* _WHAT IS REQUIRED_:
Only a number is required: how many lines of the material contain the word "book"?

* _RECORDS SHOWN_:
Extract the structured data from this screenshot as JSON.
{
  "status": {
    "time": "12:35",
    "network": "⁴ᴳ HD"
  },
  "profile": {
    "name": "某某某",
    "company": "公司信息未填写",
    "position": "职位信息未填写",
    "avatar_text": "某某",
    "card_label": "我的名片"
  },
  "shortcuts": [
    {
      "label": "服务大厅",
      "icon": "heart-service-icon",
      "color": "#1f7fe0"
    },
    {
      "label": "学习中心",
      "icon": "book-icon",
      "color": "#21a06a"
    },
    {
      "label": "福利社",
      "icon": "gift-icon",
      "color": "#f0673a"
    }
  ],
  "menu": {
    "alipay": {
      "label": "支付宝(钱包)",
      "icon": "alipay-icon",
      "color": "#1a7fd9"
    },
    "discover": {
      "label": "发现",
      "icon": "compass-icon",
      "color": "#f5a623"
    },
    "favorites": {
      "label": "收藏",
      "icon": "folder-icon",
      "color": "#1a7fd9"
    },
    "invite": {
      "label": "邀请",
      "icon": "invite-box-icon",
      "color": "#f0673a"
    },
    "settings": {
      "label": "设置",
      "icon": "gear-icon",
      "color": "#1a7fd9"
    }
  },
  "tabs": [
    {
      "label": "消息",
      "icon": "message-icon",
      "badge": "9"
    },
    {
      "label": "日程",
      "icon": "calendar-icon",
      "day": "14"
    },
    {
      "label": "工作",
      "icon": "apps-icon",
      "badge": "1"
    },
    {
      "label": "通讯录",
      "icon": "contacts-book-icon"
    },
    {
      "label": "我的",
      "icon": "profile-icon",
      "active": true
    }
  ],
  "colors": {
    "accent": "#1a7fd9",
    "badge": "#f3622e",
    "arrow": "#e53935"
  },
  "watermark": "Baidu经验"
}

* _RESPONSE_:
2